━━ RECORD SET ━━

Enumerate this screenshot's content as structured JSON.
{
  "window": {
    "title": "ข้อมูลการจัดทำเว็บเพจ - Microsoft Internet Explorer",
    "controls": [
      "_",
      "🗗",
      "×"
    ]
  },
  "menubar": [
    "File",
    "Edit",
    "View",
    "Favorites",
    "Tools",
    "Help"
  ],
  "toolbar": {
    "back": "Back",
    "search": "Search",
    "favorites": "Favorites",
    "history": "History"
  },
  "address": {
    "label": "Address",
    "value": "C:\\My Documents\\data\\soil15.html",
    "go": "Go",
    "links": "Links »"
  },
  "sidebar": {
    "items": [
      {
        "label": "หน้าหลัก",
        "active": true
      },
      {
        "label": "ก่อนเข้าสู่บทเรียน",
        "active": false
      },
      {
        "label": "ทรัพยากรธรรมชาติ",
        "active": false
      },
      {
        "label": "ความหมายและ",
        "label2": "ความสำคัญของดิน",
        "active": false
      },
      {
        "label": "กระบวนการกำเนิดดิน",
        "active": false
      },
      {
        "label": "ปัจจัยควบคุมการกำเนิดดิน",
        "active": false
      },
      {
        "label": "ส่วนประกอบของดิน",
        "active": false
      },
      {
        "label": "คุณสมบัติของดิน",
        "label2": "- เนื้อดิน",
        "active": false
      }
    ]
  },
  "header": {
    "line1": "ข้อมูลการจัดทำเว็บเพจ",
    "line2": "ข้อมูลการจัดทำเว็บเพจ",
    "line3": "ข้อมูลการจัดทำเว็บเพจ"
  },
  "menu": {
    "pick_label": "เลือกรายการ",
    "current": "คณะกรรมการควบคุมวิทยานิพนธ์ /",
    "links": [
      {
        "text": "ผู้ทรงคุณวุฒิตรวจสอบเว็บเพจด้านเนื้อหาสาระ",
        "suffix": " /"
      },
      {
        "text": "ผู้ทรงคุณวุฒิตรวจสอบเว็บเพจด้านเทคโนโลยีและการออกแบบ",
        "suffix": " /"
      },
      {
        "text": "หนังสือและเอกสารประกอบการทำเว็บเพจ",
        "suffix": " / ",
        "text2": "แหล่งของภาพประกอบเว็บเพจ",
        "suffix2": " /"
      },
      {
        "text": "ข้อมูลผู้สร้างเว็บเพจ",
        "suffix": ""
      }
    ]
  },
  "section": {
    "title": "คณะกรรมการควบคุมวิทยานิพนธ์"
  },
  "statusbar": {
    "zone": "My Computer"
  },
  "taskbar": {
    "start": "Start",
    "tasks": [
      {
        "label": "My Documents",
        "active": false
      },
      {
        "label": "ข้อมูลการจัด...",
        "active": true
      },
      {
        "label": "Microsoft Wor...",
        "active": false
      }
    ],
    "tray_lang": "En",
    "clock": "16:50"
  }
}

━━━

**THE TASK**. Find the lines of the material that hold the word "Microsoft" and report their count alone.

**OUTPUT OF THE EXERCISE**. 2